# Data entries
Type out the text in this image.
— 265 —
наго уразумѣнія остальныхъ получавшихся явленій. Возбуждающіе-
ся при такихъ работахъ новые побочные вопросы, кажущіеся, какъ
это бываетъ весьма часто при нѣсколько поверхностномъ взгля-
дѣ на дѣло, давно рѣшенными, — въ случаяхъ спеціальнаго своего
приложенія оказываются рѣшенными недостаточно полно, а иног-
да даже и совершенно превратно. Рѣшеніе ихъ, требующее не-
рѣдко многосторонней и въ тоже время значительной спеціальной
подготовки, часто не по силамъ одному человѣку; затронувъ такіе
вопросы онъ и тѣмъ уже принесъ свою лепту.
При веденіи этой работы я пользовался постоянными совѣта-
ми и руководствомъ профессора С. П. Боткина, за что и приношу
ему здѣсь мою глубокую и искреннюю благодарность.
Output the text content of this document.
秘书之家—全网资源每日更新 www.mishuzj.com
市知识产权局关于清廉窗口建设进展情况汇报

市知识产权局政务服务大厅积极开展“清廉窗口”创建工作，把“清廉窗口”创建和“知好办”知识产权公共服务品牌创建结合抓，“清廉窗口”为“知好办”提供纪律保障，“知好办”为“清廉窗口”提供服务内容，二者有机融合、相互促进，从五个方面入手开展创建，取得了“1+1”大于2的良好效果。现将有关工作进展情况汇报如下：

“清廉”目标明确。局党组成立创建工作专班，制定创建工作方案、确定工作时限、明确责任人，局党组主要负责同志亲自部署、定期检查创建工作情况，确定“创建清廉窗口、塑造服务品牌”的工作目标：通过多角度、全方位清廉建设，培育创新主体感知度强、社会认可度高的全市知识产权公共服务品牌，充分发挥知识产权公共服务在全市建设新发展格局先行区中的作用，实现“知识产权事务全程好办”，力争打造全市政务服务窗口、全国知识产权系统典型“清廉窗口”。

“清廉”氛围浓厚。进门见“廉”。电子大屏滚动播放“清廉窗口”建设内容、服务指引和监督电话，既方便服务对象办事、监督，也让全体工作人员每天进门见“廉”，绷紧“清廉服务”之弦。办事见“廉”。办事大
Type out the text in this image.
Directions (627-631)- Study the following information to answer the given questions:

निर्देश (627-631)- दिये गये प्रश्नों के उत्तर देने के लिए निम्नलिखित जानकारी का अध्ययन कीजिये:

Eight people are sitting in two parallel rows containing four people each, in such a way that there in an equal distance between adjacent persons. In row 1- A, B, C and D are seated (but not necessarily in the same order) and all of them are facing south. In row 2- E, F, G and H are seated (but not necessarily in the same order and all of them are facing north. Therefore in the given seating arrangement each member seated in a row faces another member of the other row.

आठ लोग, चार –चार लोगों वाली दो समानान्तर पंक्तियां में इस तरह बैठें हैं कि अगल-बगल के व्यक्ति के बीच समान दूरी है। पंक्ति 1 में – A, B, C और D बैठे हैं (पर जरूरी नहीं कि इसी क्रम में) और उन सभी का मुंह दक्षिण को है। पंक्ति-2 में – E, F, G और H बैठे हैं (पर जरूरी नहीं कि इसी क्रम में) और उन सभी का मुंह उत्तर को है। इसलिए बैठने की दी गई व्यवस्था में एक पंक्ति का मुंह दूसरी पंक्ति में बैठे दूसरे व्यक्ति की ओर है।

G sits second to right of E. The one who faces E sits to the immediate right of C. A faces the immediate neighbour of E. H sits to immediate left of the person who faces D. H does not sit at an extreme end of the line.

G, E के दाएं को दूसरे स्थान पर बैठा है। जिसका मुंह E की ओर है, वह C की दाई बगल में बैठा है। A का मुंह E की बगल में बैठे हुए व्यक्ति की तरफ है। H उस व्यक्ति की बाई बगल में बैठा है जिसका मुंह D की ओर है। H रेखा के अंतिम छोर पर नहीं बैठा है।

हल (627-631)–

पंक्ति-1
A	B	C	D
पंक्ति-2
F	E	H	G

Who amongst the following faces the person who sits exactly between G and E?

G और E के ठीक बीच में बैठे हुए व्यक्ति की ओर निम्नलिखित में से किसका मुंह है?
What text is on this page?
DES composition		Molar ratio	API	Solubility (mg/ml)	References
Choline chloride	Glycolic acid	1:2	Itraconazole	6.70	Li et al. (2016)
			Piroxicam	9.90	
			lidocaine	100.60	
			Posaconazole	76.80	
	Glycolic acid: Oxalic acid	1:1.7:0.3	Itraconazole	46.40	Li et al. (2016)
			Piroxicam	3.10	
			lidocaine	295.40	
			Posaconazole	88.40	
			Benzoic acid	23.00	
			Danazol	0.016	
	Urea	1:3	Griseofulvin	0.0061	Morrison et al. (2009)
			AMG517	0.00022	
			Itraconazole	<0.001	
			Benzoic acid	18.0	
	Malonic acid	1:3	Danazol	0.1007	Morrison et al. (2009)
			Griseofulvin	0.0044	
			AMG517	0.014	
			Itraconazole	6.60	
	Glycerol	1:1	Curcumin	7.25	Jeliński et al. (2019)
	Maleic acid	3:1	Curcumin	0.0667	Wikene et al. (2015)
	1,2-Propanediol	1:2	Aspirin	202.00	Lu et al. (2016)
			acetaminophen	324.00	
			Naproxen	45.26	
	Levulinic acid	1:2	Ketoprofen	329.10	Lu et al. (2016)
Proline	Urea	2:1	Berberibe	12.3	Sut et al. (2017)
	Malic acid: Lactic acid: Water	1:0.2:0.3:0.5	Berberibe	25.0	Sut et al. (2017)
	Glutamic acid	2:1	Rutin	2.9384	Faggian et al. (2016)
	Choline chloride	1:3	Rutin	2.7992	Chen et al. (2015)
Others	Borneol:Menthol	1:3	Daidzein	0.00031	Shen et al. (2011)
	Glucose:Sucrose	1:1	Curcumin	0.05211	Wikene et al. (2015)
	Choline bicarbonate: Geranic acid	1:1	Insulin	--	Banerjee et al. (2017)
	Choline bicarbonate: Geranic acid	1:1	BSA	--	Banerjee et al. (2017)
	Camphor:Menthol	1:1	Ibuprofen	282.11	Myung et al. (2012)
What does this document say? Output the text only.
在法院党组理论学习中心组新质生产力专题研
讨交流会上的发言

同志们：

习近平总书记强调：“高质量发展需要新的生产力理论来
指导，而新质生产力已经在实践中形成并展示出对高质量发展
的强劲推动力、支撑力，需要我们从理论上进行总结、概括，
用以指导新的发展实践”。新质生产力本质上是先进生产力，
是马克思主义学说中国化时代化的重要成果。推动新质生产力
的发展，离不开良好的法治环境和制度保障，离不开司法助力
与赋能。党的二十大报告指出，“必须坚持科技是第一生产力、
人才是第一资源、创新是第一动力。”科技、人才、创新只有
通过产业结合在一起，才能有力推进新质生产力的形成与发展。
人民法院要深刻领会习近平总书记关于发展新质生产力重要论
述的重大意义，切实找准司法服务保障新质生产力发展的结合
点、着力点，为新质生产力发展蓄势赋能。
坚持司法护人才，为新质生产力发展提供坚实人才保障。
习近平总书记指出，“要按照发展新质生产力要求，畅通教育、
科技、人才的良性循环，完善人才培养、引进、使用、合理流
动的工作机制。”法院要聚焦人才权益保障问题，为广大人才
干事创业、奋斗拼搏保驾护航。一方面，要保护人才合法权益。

# WORK TO COMPLETE
Write out again, unchanged, every line from the line containing "What does this" to the final line of the material above.

# EXERCISE OUTPUT
What does this document say? Output the text only.
在法院党组理论学习中心组新质生产力专题研
讨交流会上的发言

同志们：

习近平总书记强调：“高质量发展需要新的生产力理论来
指导，而新质生产力已经在实践中形成并展示出对高质量发展
的强劲推动力、支撑力，需要我们从理论上进行总结、概括，
用以指导新的发展实践”。新质生产力本质上是先进生产力，
是马克思主义学说中国化时代化的重要成果。推动新质生产力
的发展，离不开良好的法治环境和制度保障，离不开司法助力
与赋能。党的二十大报告指出，“必须坚持科技是第一生产力、
人才是第一资源、创新是第一动力。”科技、人才、创新只有
通过产业结合在一起，才能有力推进新质生产力的形成与发展。
人民法院要深刻领会习近平总书记关于发展新质生产力重要论
述的重大意义，切实找准司法服务保障新质生产力发展的结合
点、着力点，为新质生产力发展蓄势赋能。
坚持司法护人才，为新质生产力发展提供坚实人才保障。
习近平总书记指出，“要按照发展新质生产力要求，畅通教育、
科技、人才的良性循环，完善人才培养、引进、使用、合理流
动的工作机制。”法院要聚焦人才权益保障问题，为广大人才
干事创业、奋斗拼搏保驾护航。一方面，要保护人才合法权益。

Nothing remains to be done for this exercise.